■ Exercise description: Pictures do not belong in your copy. Repeat all the other data exactly.

■ Extracted material:
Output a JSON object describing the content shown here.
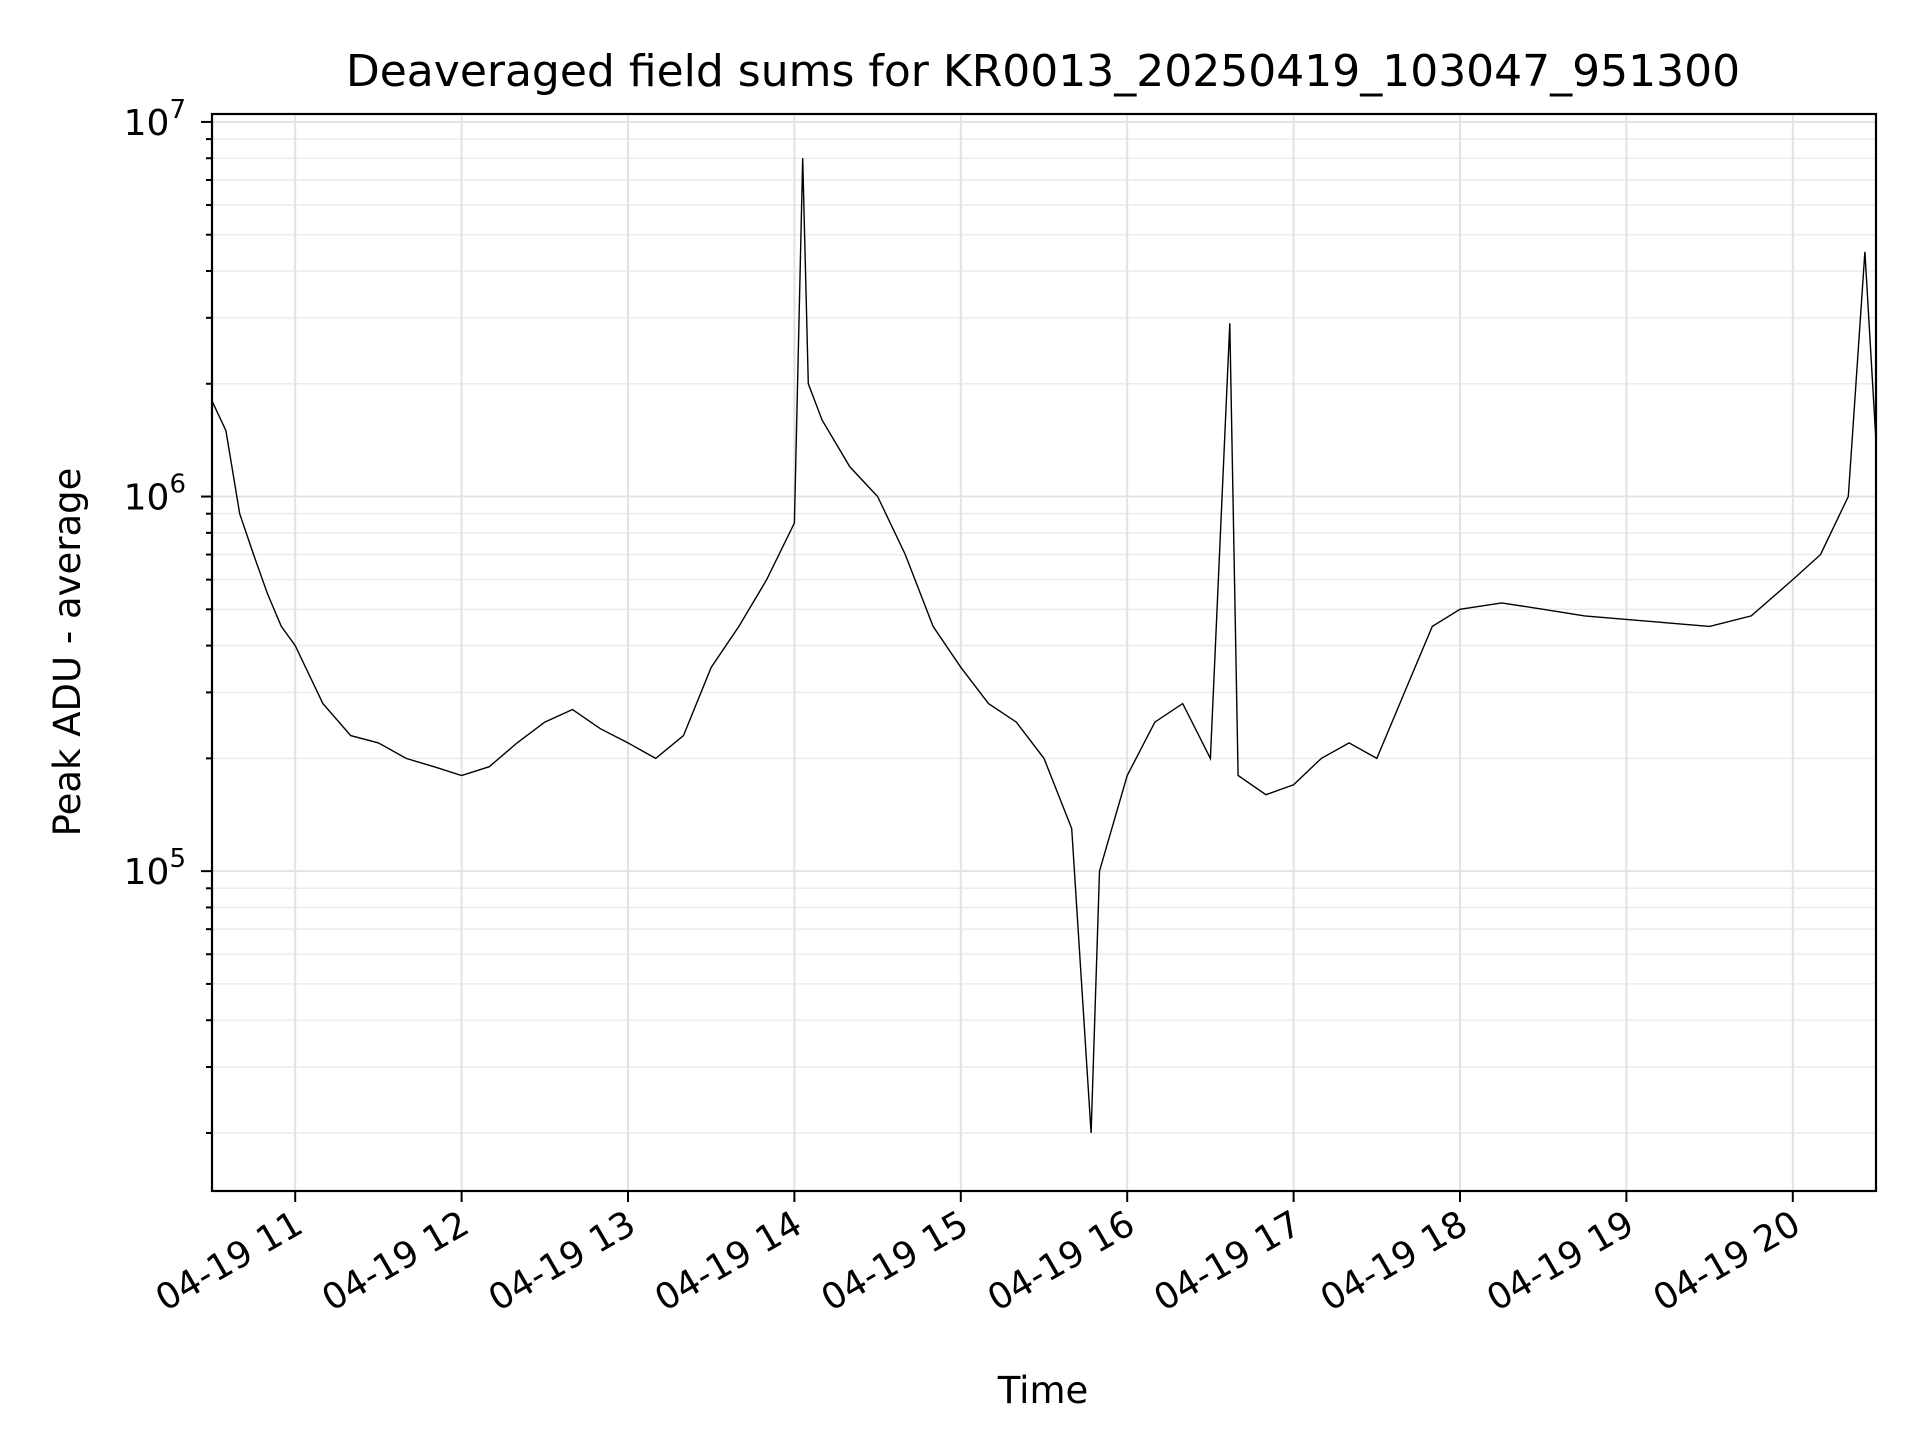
{
  "chart_data": {
    "type": "line",
    "title": "Deaveraged field sums for KR0013_20250419_103047_951300",
    "xlabel": "Time",
    "ylabel": "Peak ADU - average",
    "x_scale": "time",
    "y_scale": "log",
    "xlim": [
      "2025-04-19 10:30",
      "2025-04-19 20:30"
    ],
    "ylim": [
      14000,
      10500000
    ],
    "grid": "both (major and minor)",
    "x_ticks": [
      {
        "value": "2025-04-19 11:00",
        "label": "04-19 11"
      },
      {
        "value": "2025-04-19 12:00",
        "label": "04-19 12"
      },
      {
        "value": "2025-04-19 13:00",
        "label": "04-19 13"
      },
      {
        "value": "2025-04-19 14:00",
        "label": "04-19 14"
      },
      {
        "value": "2025-04-19 15:00",
        "label": "04-19 15"
      },
      {
        "value": "2025-04-19 16:00",
        "label": "04-19 16"
      },
      {
        "value": "2025-04-19 17:00",
        "label": "04-19 17"
      },
      {
        "value": "2025-04-19 18:00",
        "label": "04-19 18"
      },
      {
        "value": "2025-04-19 19:00",
        "label": "04-19 19"
      },
      {
        "value": "2025-04-19 20:00",
        "label": "04-19 20"
      }
    ],
    "y_ticks": [
      {
        "value": 100000,
        "base": "10",
        "exp": "5"
      },
      {
        "value": 1000000,
        "base": "10",
        "exp": "6"
      },
      {
        "value": 10000000,
        "base": "10",
        "exp": "7"
      }
    ],
    "series": [
      {
        "color": "#000000",
        "points": [
          [
            "2025-04-19 10:30",
            1800000
          ],
          [
            "2025-04-19 10:35",
            1500000
          ],
          [
            "2025-04-19 10:40",
            900000
          ],
          [
            "2025-04-19 10:45",
            700000
          ],
          [
            "2025-04-19 10:50",
            550000
          ],
          [
            "2025-04-19 10:55",
            450000
          ],
          [
            "2025-04-19 11:00",
            400000
          ],
          [
            "2025-04-19 11:10",
            280000
          ],
          [
            "2025-04-19 11:20",
            230000
          ],
          [
            "2025-04-19 11:30",
            220000
          ],
          [
            "2025-04-19 11:40",
            200000
          ],
          [
            "2025-04-19 11:50",
            190000
          ],
          [
            "2025-04-19 12:00",
            180000
          ],
          [
            "2025-04-19 12:10",
            190000
          ],
          [
            "2025-04-19 12:20",
            220000
          ],
          [
            "2025-04-19 12:30",
            250000
          ],
          [
            "2025-04-19 12:40",
            270000
          ],
          [
            "2025-04-19 12:50",
            240000
          ],
          [
            "2025-04-19 13:00",
            220000
          ],
          [
            "2025-04-19 13:10",
            200000
          ],
          [
            "2025-04-19 13:20",
            230000
          ],
          [
            "2025-04-19 13:30",
            350000
          ],
          [
            "2025-04-19 13:40",
            450000
          ],
          [
            "2025-04-19 13:50",
            600000
          ],
          [
            "2025-04-19 14:00",
            850000
          ],
          [
            "2025-04-19 14:03",
            8000000
          ],
          [
            "2025-04-19 14:05",
            2000000
          ],
          [
            "2025-04-19 14:10",
            1600000
          ],
          [
            "2025-04-19 14:20",
            1200000
          ],
          [
            "2025-04-19 14:30",
            1000000
          ],
          [
            "2025-04-19 14:40",
            700000
          ],
          [
            "2025-04-19 14:50",
            450000
          ],
          [
            "2025-04-19 15:00",
            350000
          ],
          [
            "2025-04-19 15:10",
            280000
          ],
          [
            "2025-04-19 15:20",
            250000
          ],
          [
            "2025-04-19 15:30",
            200000
          ],
          [
            "2025-04-19 15:40",
            130000
          ],
          [
            "2025-04-19 15:47",
            20000
          ],
          [
            "2025-04-19 15:50",
            100000
          ],
          [
            "2025-04-19 16:00",
            180000
          ],
          [
            "2025-04-19 16:10",
            250000
          ],
          [
            "2025-04-19 16:20",
            280000
          ],
          [
            "2025-04-19 16:30",
            200000
          ],
          [
            "2025-04-19 16:37",
            2900000
          ],
          [
            "2025-04-19 16:40",
            180000
          ],
          [
            "2025-04-19 16:50",
            160000
          ],
          [
            "2025-04-19 17:00",
            170000
          ],
          [
            "2025-04-19 17:10",
            200000
          ],
          [
            "2025-04-19 17:20",
            220000
          ],
          [
            "2025-04-19 17:30",
            200000
          ],
          [
            "2025-04-19 17:40",
            300000
          ],
          [
            "2025-04-19 17:50",
            450000
          ],
          [
            "2025-04-19 18:00",
            500000
          ],
          [
            "2025-04-19 18:15",
            520000
          ],
          [
            "2025-04-19 18:30",
            500000
          ],
          [
            "2025-04-19 18:45",
            480000
          ],
          [
            "2025-04-19 19:00",
            470000
          ],
          [
            "2025-04-19 19:15",
            460000
          ],
          [
            "2025-04-19 19:30",
            450000
          ],
          [
            "2025-04-19 19:45",
            480000
          ],
          [
            "2025-04-19 20:00",
            600000
          ],
          [
            "2025-04-19 20:10",
            700000
          ],
          [
            "2025-04-19 20:20",
            1000000
          ],
          [
            "2025-04-19 20:26",
            4500000
          ],
          [
            "2025-04-19 20:30",
            1400000
          ]
        ]
      }
    ]
  }
}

■ Solution to this task:
Output a JSON object describing the content shown here.
{
  "chart_data": {
    "type": "line",
    "title": "Deaveraged field sums for KR0013_20250419_103047_951300",
    "xlabel": "Time",
    "ylabel": "Peak ADU - average",
    "x_scale": "time",
    "y_scale": "log",
    "xlim": [
      "2025-04-19 10:30",
      "2025-04-19 20:30"
    ],
    "ylim": [
      14000,
      10500000
    ],
    "grid": "both (major and minor)",
    "x_ticks": [
      {
        "value": "2025-04-19 11:00",
        "label": "04-19 11"
      },
      {
        "value": "2025-04-19 12:00",
        "label": "04-19 12"
      },
      {
        "value": "2025-04-19 13:00",
        "label": "04-19 13"
      },
      {
        "value": "2025-04-19 14:00",
        "label": "04-19 14"
      },
      {
        "value": "2025-04-19 15:00",
        "label": "04-19 15"
      },
      {
        "value": "2025-04-19 16:00",
        "label": "04-19 16"
      },
      {
        "value": "2025-04-19 17:00",
        "label": "04-19 17"
      },
      {
        "value": "2025-04-19 18:00",
        "label": "04-19 18"
      },
      {
        "value": "2025-04-19 19:00",
        "label": "04-19 19"
      },
      {
        "value": "2025-04-19 20:00",
        "label": "04-19 20"
      }
    ],
    "y_ticks": [
      {
        "value": 100000,
        "base": "10",
        "exp": "5"
      },
      {
        "value": 1000000,
        "base": "10",
        "exp": "6"
      },
      {
        "value": 10000000,
        "base": "10",
        "exp": "7"
      }
    ],
    "series": [
      {
        "color": "#000000",
        "points": [
          [
            "2025-04-19 10:30",
            1800000
          ],
          [
            "2025-04-19 10:35",
            1500000
          ],
          [
            "2025-04-19 10:40",
            900000
          ],
          [
            "2025-04-19 10:45",
            700000
          ],
          [
            "2025-04-19 10:50",
            550000
          ],
          [
            "2025-04-19 10:55",
            450000
          ],
          [
            "2025-04-19 11:00",
            400000
          ],
          [
            "2025-04-19 11:10",
            280000
          ],
          [
            "2025-04-19 11:20",
            230000
          ],
          [
            "2025-04-19 11:30",
            220000
          ],
          [
            "2025-04-19 11:40",
            200000
          ],
          [
            "2025-04-19 11:50",
            190000
          ],
          [
            "2025-04-19 12:00",
            180000
          ],
          [
            "2025-04-19 12:10",
            190000
          ],
          [
            "2025-04-19 12:20",
            220000
          ],
          [
            "2025-04-19 12:30",
            250000
          ],
          [
            "2025-04-19 12:40",
            270000
          ],
          [
            "2025-04-19 12:50",
            240000
          ],
          [
            "2025-04-19 13:00",
            220000
          ],
          [
            "2025-04-19 13:10",
            200000
          ],
          [
            "2025-04-19 13:20",
            230000
          ],
          [
            "2025-04-19 13:30",
            350000
          ],
          [
            "2025-04-19 13:40",
            450000
          ],
          [
            "2025-04-19 13:50",
            600000
          ],
          [
            "2025-04-19 14:00",
            850000
          ],
          [
            "2025-04-19 14:03",
            8000000
          ],
          [
            "2025-04-19 14:05",
            2000000
          ],
          [
            "2025-04-19 14:10",
            1600000
          ],
          [
            "2025-04-19 14:20",
            1200000
          ],
          [
            "2025-04-19 14:30",
            1000000
          ],
          [
            "2025-04-19 14:40",
            700000
          ],
          [
            "2025-04-19 14:50",
            450000
          ],
          [
            "2025-04-19 15:00",
            350000
          ],
          [
            "2025-04-19 15:10",
            280000
          ],
          [
            "2025-04-19 15:20",
            250000
          ],
          [
            "2025-04-19 15:30",
            200000
          ],
          [
            "2025-04-19 15:40",
            130000
          ],
          [
            "2025-04-19 15:47",
            20000
          ],
          [
            "2025-04-19 15:50",
            100000
          ],
          [
            "2025-04-19 16:00",
            180000
          ],
          [
            "2025-04-19 16:10",
            250000
          ],
          [
            "2025-04-19 16:20",
            280000
          ],
          [
            "2025-04-19 16:30",
            200000
          ],
          [
            "2025-04-19 16:37",
            2900000
          ],
          [
            "2025-04-19 16:40",
            180000
          ],
          [
            "2025-04-19 16:50",
            160000
          ],
          [
            "2025-04-19 17:00",
            170000
          ],
          [
            "2025-04-19 17:10",
            200000
          ],
          [
            "2025-04-19 17:20",
            220000
          ],
          [
            "2025-04-19 17:30",
            200000
          ],
          [
            "2025-04-19 17:40",
            300000
          ],
          [
            "2025-04-19 17:50",
            450000
          ],
          [
            "2025-04-19 18:00",
            500000
          ],
          [
            "2025-04-19 18:15",
            520000
          ],
          [
            "2025-04-19 18:30",
            500000
          ],
          [
            "2025-04-19 18:45",
            480000
          ],
          [
            "2025-04-19 19:00",
            470000
          ],
          [
            "2025-04-19 19:15",
            460000
          ],
          [
            "2025-04-19 19:30",
            450000
          ],
          [
            "2025-04-19 19:45",
            480000
          ],
          [
            "2025-04-19 20:00",
            600000
          ],
          [
            "2025-04-19 20:10",
            700000
          ],
          [
            "2025-04-19 20:20",
            1000000
          ],
          [
            "2025-04-19 20:26",
            4500000
          ],
          [
            "2025-04-19 20:30",
            1400000
          ]
        ]
      }
    ]
  }
}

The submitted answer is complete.